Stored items
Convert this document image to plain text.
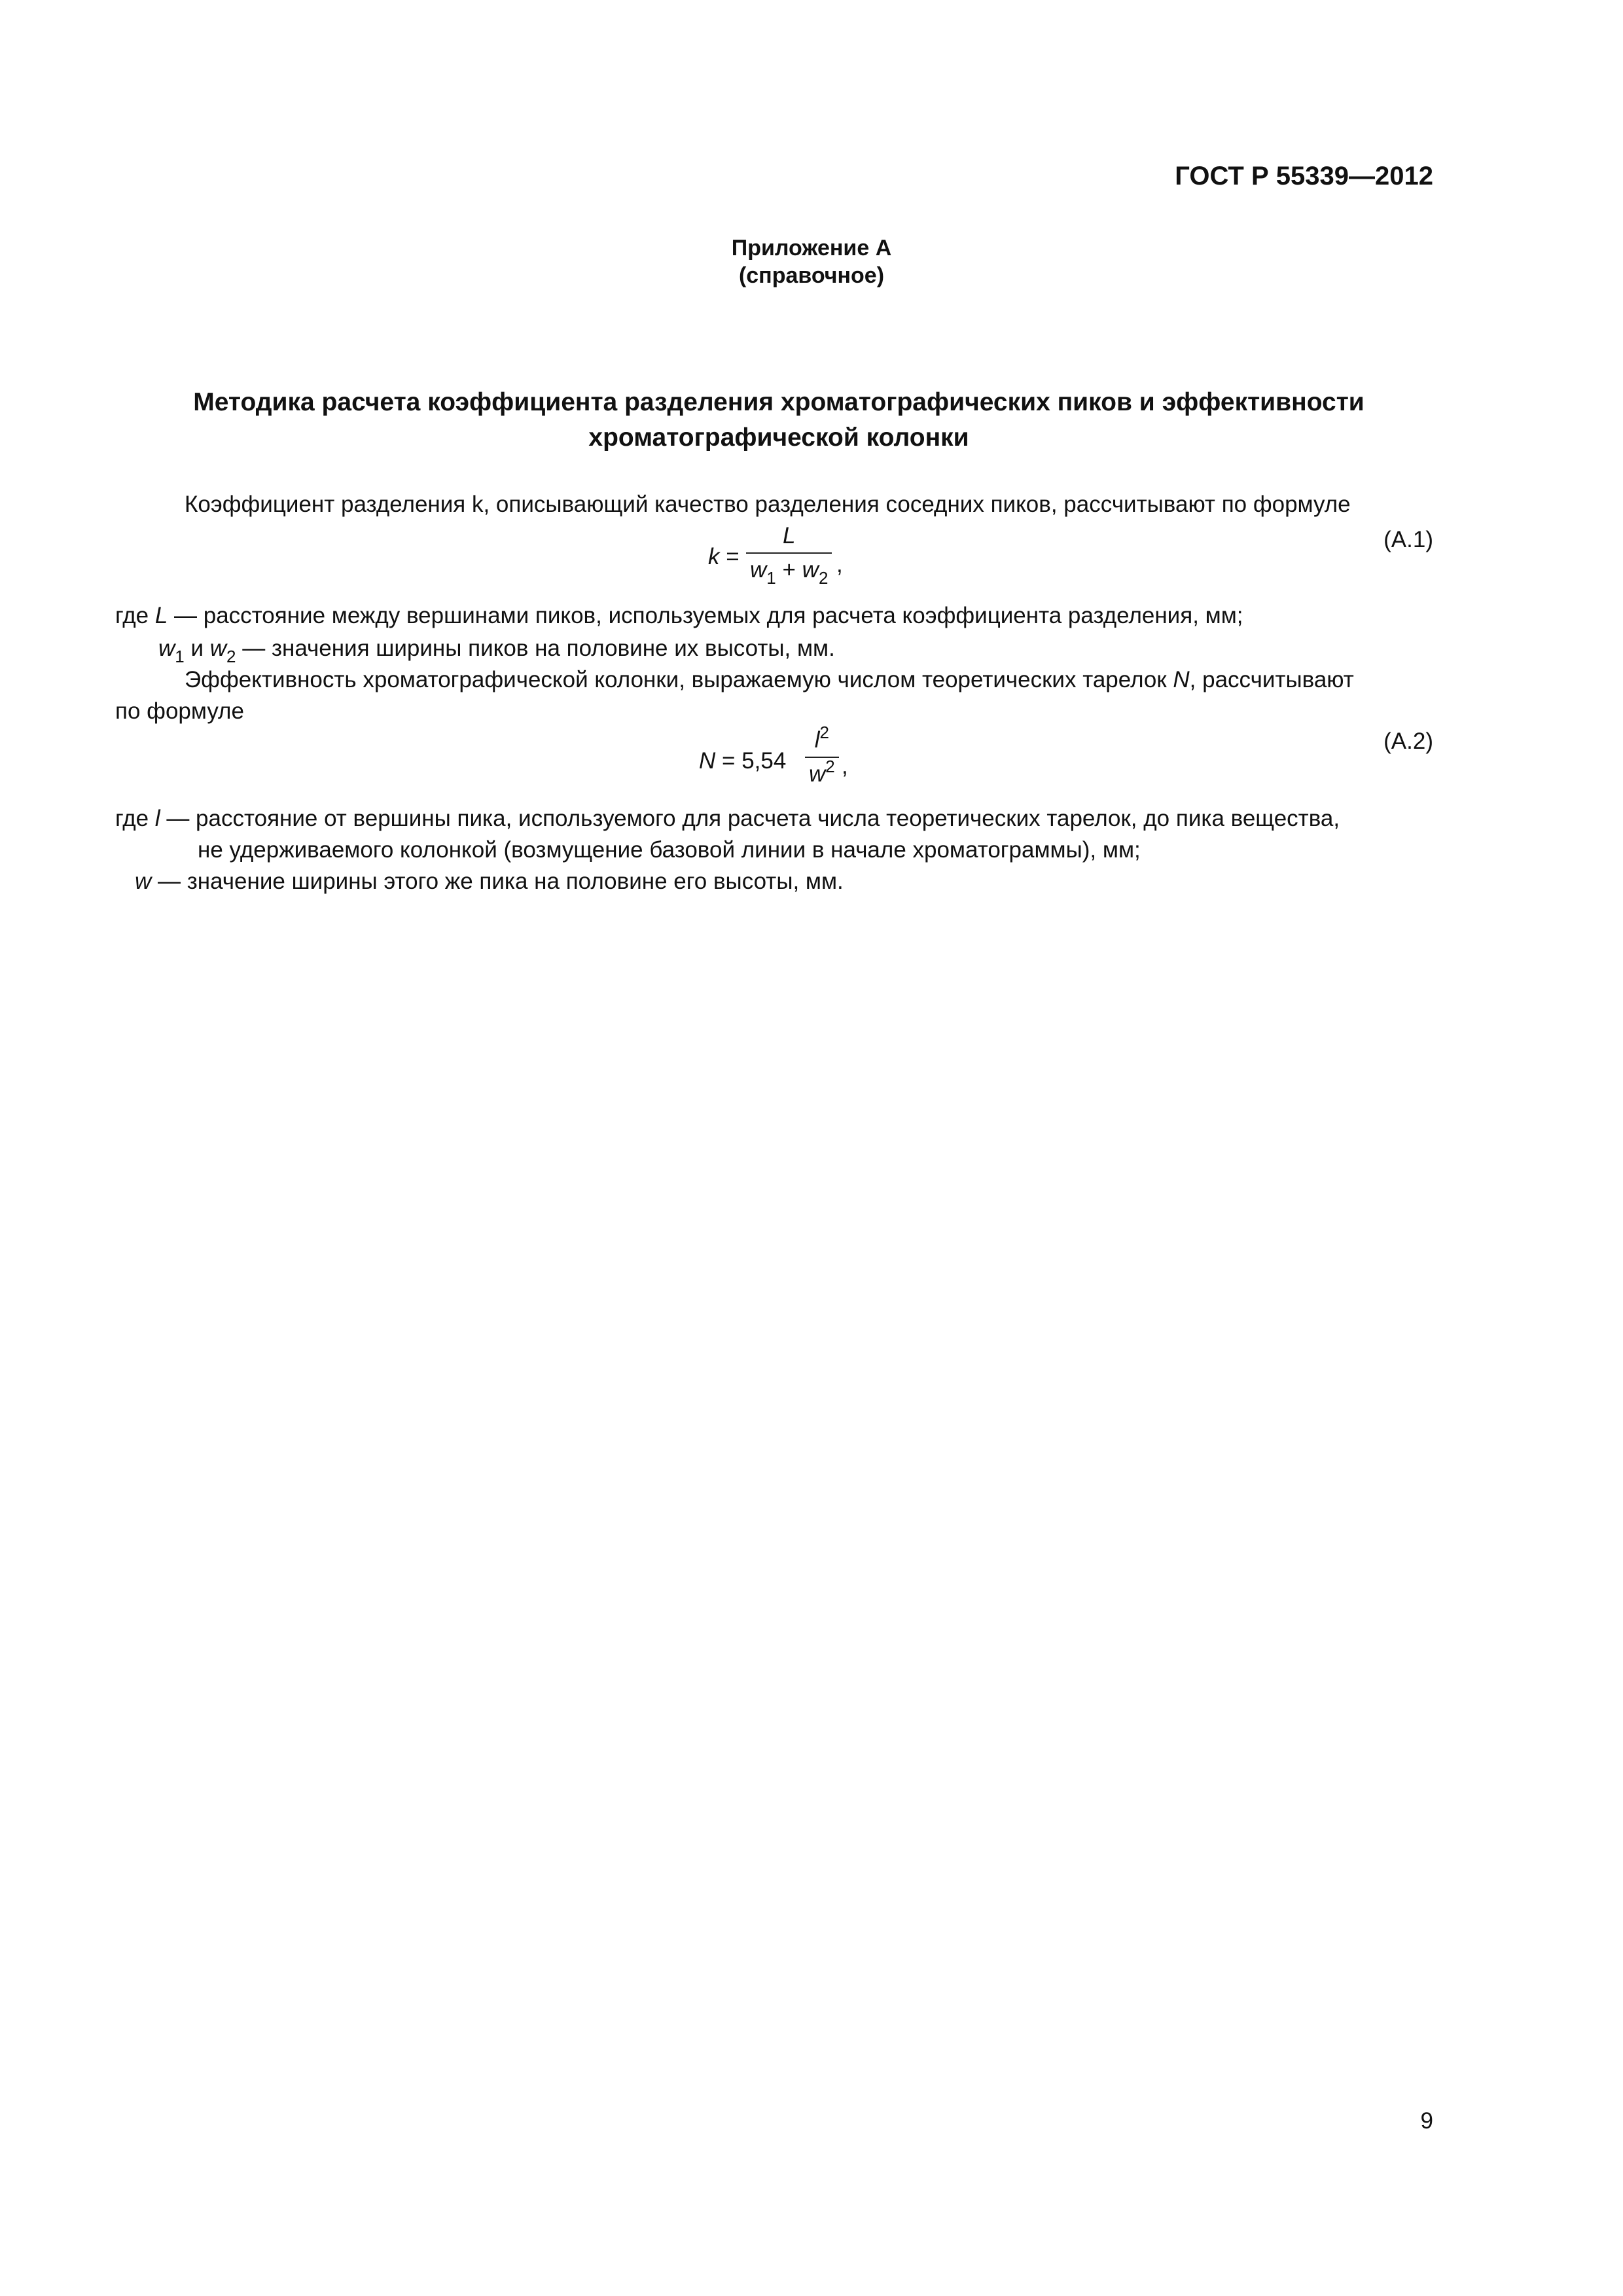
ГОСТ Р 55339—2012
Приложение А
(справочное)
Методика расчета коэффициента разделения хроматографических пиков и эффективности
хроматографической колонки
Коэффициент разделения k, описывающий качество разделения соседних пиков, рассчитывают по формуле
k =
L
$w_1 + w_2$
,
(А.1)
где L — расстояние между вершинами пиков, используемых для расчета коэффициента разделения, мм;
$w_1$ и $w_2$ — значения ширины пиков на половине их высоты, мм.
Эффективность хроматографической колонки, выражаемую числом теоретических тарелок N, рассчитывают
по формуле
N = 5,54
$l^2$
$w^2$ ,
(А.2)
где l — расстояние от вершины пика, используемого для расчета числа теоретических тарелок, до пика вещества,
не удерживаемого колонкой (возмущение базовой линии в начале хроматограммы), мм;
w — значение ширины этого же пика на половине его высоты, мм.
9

■ **Given problem**
Except for the pictures, print the data above exactly.

■ **Completed task**
Convert this document image to plain text.
ГОСТ Р 55339—2012
Приложение А
(справочное)
Методика расчета коэффициента разделения хроматографических пиков и эффективности
хроматографической колонки
Коэффициент разделения k, описывающий качество разделения соседних пиков, рассчитывают по формуле
k =
L
$w_1 + w_2$
,
(А.1)
где L — расстояние между вершинами пиков, используемых для расчета коэффициента разделения, мм;
$w_1$ и $w_2$ — значения ширины пиков на половине их высоты, мм.
Эффективность хроматографической колонки, выражаемую числом теоретических тарелок N, рассчитывают
по формуле
N = 5,54
$l^2$
$w^2$ ,
(А.2)
где l — расстояние от вершины пика, используемого для расчета числа теоретических тарелок, до пика вещества,
не удерживаемого колонкой (возмущение базовой линии в начале хроматограммы), мм;
w — значение ширины этого же пика на половине его высоты, мм.
9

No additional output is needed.